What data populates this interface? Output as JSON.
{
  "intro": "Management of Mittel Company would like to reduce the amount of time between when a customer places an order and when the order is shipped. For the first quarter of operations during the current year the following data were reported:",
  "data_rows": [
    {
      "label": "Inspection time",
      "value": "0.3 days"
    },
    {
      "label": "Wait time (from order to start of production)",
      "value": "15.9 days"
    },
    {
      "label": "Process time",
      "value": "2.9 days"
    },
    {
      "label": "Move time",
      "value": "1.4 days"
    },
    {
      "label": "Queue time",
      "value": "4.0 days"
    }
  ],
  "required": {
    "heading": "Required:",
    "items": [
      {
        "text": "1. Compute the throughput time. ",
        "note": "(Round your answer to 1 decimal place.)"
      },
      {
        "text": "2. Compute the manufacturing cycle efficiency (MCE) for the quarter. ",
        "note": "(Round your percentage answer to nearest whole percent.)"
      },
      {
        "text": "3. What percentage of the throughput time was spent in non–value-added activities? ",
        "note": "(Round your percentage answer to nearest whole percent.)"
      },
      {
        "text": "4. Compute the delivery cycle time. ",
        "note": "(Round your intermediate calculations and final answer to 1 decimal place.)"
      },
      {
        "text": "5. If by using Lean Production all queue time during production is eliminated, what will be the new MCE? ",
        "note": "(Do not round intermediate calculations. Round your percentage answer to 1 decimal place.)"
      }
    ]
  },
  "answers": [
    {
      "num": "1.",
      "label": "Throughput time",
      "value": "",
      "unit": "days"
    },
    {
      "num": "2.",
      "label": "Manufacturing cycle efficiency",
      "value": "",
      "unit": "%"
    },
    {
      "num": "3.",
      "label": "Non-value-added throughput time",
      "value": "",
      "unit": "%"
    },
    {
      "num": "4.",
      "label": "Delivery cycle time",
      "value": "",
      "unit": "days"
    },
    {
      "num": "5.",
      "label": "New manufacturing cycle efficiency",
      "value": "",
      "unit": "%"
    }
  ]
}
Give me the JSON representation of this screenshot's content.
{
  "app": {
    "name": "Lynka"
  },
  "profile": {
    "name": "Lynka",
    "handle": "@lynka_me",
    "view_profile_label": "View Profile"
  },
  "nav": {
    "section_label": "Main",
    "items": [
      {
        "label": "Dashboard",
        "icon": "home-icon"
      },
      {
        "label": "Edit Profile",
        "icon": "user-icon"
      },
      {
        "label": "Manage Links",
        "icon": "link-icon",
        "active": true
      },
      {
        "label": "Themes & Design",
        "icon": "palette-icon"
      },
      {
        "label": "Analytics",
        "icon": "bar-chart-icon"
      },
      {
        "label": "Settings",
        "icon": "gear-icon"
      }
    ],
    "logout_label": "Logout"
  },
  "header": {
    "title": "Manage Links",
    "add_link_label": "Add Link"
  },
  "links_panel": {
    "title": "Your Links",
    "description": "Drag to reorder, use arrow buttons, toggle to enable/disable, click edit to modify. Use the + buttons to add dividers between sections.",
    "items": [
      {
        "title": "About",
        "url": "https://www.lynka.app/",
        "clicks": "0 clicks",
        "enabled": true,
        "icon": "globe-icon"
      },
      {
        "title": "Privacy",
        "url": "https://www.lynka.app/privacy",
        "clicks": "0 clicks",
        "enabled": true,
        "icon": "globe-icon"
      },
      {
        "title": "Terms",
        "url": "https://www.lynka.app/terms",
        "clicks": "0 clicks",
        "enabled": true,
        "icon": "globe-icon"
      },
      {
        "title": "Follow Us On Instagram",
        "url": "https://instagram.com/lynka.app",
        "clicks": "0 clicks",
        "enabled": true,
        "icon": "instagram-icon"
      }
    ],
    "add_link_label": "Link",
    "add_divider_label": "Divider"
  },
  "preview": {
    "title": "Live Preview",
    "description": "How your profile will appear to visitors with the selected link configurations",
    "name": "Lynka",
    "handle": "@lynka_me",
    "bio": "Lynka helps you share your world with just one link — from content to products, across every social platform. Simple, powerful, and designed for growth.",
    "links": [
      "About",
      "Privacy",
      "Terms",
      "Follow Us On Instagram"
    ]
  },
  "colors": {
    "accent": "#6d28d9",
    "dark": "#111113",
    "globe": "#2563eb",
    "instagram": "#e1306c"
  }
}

● **CHALLENGE**:
Search the entries for the word "during", then list each line that holds it.

● **COMPLETED TASK**:
  "intro": "Management of Mittel Company would like to reduce the amount of time between when a customer places an order and when the order is shipped. For the first quarter of operations during the current year the following data were reported:",
        "text": "5. If by using Lean Production all queue time during production is eliminated, what will be the new MCE? ",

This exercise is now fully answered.